Output the data that follows exactly, line for line.

_Provided data_.
* Begin *

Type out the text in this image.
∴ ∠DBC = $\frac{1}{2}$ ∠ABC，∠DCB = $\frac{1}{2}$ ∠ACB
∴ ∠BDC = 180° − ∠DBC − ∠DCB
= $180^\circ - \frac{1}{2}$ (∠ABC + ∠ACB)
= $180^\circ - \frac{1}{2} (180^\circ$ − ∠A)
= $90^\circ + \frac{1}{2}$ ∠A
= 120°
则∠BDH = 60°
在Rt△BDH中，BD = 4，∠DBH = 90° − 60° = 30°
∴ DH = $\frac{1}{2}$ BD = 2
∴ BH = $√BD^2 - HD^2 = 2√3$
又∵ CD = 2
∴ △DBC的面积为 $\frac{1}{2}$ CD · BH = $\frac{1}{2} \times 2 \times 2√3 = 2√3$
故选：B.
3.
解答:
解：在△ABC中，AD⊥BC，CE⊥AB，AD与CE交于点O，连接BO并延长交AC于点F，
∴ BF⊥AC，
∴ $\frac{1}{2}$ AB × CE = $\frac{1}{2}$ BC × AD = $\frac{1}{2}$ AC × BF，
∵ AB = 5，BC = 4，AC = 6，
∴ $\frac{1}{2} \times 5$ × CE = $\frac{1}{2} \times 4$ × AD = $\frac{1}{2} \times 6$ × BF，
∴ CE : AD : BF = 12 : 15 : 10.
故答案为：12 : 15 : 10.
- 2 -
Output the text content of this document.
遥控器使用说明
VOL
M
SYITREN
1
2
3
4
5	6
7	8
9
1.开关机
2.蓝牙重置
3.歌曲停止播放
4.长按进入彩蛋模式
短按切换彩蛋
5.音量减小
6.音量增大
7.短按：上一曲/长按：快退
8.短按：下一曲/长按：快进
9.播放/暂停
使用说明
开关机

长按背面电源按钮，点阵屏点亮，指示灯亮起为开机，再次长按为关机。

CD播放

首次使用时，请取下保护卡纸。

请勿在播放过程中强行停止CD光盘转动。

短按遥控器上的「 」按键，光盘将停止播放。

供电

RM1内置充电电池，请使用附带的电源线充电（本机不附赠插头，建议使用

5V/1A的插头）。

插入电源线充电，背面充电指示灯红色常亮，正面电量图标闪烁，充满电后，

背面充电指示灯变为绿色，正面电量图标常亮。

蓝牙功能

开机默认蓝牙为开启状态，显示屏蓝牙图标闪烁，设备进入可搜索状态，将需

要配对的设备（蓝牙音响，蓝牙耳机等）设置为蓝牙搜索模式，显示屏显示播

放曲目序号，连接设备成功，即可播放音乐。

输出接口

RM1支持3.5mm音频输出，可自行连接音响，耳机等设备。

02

* End *

_Expected answer_.
Type out the text in this image.
∴ ∠DBC = $\frac{1}{2}$ ∠ABC，∠DCB = $\frac{1}{2}$ ∠ACB
∴ ∠BDC = 180° − ∠DBC − ∠DCB
= $180^\circ - \frac{1}{2}$ (∠ABC + ∠ACB)
= $180^\circ - \frac{1}{2} (180^\circ$ − ∠A)
= $90^\circ + \frac{1}{2}$ ∠A
= 120°
则∠BDH = 60°
在Rt△BDH中，BD = 4，∠DBH = 90° − 60° = 30°
∴ DH = $\frac{1}{2}$ BD = 2
∴ BH = $√BD^2 - HD^2 = 2√3$
又∵ CD = 2
∴ △DBC的面积为 $\frac{1}{2}$ CD · BH = $\frac{1}{2} \times 2 \times 2√3 = 2√3$
故选：B.
3.
解答:
解：在△ABC中，AD⊥BC，CE⊥AB，AD与CE交于点O，连接BO并延长交AC于点F，
∴ BF⊥AC，
∴ $\frac{1}{2}$ AB × CE = $\frac{1}{2}$ BC × AD = $\frac{1}{2}$ AC × BF，
∵ AB = 5，BC = 4，AC = 6，
∴ $\frac{1}{2} \times 5$ × CE = $\frac{1}{2} \times 4$ × AD = $\frac{1}{2} \times 6$ × BF，
∴ CE : AD : BF = 12 : 15 : 10.
故答案为：12 : 15 : 10.
- 2 -
Output the text content of this document.
遥控器使用说明
VOL
M
SYITREN
1
2
3
4
5	6
7	8
9
1.开关机
2.蓝牙重置
3.歌曲停止播放
4.长按进入彩蛋模式
短按切换彩蛋
5.音量减小
6.音量增大
7.短按：上一曲/长按：快退
8.短按：下一曲/长按：快进
9.播放/暂停
使用说明
开关机

长按背面电源按钮，点阵屏点亮，指示灯亮起为开机，再次长按为关机。

CD播放

首次使用时，请取下保护卡纸。

请勿在播放过程中强行停止CD光盘转动。

短按遥控器上的「 」按键，光盘将停止播放。

供电

RM1内置充电电池，请使用附带的电源线充电（本机不附赠插头，建议使用

5V/1A的插头）。

插入电源线充电，背面充电指示灯红色常亮，正面电量图标闪烁，充满电后，

背面充电指示灯变为绿色，正面电量图标常亮。

蓝牙功能

开机默认蓝牙为开启状态，显示屏蓝牙图标闪烁，设备进入可搜索状态，将需

要配对的设备（蓝牙音响，蓝牙耳机等）设置为蓝牙搜索模式，显示屏显示播

放曲目序号，连接设备成功，即可播放音乐。

输出接口

RM1支持3.5mm音频输出，可自行连接音响，耳机等设备。

02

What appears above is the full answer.